[Dataset listings of figures]
__________
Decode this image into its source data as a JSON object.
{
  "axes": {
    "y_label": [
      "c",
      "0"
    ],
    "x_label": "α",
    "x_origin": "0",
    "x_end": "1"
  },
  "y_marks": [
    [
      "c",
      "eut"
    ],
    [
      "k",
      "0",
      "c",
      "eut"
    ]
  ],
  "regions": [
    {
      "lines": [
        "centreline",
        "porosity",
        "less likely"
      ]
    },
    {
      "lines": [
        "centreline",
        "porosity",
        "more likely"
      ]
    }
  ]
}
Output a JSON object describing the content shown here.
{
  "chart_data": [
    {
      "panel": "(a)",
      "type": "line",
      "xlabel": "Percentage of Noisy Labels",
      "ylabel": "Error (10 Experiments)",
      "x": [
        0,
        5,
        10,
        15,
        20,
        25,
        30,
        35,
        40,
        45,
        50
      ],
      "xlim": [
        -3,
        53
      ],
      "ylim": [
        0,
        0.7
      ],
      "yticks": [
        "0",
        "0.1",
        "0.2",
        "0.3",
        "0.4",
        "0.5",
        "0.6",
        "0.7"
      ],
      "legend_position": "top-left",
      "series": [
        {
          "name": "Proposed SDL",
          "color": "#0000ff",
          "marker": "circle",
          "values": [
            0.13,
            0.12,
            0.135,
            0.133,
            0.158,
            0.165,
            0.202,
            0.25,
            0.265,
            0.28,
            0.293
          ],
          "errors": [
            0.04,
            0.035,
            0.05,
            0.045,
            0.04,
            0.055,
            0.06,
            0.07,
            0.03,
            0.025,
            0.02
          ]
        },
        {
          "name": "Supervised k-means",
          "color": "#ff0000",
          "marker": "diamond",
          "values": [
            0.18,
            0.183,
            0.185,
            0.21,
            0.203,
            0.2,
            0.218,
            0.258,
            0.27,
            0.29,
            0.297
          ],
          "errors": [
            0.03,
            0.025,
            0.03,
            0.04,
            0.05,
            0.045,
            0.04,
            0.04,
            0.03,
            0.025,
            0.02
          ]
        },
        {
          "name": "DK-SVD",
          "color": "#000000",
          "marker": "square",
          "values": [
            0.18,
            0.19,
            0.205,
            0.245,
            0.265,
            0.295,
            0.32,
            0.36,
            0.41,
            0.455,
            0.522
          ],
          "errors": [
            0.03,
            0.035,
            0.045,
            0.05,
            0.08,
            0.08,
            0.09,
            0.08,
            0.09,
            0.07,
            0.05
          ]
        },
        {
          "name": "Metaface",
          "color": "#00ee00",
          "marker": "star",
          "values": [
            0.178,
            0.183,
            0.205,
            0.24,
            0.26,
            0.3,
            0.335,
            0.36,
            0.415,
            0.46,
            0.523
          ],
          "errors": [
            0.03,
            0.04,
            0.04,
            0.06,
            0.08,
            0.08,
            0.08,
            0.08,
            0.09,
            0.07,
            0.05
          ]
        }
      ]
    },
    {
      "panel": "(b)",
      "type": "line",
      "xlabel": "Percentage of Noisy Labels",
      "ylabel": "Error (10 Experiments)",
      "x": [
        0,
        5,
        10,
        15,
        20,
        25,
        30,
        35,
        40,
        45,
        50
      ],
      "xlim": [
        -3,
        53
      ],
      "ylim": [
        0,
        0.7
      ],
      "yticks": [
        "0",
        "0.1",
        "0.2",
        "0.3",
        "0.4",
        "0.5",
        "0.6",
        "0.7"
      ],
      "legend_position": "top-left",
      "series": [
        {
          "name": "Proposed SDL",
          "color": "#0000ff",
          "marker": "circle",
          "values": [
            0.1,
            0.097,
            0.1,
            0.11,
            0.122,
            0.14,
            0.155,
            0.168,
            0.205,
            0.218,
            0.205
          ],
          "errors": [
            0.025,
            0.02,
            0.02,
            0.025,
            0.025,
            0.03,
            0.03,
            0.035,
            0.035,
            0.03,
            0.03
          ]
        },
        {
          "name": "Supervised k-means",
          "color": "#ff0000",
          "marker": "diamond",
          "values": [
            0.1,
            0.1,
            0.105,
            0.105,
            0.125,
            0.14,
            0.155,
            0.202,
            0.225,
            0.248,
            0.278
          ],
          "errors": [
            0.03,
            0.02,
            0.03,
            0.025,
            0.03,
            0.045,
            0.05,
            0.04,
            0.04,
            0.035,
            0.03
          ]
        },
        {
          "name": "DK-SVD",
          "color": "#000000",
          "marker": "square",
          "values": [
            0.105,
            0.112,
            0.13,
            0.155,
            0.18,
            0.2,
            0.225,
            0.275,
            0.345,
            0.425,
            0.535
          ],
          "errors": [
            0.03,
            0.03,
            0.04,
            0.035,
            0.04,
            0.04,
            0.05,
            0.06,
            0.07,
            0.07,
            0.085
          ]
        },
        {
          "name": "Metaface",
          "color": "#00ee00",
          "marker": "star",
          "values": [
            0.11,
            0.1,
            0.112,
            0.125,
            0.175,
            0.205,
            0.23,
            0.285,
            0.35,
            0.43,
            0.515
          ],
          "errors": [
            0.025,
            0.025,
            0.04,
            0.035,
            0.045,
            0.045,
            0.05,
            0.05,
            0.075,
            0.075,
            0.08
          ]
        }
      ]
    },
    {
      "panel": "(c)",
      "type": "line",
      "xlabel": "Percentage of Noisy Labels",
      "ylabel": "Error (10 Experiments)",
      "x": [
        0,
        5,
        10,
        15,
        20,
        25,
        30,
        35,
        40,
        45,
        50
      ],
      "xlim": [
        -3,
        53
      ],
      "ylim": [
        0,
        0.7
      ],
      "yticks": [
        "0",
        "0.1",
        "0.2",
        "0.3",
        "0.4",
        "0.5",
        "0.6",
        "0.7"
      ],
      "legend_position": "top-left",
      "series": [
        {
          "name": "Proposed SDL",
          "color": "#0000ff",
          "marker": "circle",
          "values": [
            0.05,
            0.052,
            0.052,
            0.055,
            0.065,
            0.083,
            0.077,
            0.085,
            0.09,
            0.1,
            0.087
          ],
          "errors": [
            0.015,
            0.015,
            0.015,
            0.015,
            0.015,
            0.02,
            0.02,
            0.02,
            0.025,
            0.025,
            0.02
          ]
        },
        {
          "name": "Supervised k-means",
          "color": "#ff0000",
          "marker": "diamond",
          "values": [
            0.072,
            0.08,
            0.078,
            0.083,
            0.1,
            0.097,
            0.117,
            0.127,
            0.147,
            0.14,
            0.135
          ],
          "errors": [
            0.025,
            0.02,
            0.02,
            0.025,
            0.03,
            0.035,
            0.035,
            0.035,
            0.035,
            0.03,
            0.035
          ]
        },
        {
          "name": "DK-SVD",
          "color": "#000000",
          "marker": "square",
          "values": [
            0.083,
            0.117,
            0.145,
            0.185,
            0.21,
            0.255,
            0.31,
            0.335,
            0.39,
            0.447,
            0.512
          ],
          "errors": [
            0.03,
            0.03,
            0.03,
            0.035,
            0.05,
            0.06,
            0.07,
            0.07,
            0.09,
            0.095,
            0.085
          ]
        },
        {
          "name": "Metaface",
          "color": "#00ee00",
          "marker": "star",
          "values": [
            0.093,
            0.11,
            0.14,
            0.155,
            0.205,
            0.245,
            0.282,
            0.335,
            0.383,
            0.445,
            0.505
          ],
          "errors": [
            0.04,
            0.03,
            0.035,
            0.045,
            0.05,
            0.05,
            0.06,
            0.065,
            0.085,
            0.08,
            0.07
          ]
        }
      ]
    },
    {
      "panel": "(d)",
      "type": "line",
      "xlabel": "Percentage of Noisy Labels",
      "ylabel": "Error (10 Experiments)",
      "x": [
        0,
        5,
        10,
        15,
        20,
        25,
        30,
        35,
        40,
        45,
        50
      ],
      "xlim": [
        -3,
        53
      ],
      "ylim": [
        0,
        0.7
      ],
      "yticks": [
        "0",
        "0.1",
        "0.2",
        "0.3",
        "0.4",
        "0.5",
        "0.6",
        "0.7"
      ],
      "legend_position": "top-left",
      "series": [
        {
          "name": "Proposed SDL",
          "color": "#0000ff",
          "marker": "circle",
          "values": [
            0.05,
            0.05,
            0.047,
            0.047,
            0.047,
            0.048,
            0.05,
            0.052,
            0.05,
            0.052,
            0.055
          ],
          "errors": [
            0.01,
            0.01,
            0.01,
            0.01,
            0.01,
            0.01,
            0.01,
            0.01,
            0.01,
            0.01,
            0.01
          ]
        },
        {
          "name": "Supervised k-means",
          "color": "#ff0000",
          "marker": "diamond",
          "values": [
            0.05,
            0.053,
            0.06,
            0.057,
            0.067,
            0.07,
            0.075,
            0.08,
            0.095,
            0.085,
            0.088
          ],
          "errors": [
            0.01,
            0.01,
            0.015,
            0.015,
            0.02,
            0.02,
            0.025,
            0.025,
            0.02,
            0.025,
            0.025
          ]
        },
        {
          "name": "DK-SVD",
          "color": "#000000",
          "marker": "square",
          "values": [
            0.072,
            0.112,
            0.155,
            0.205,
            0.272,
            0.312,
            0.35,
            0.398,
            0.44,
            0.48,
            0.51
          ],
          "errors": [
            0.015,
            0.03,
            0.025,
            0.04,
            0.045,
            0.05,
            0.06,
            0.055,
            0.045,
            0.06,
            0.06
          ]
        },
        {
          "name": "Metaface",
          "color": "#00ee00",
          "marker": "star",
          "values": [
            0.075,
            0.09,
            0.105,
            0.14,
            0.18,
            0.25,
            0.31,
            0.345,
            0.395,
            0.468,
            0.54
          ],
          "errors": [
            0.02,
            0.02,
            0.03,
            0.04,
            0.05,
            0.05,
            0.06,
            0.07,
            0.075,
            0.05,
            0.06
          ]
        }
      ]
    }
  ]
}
__________
§ **WHAT IS REQUIRED**
Copy all lines from the listing that contain "JSON".

§ **SOLUTION TO THIS PROBLEM**
Decode this image into its source data as a JSON object.
Output a JSON object describing the content shown here.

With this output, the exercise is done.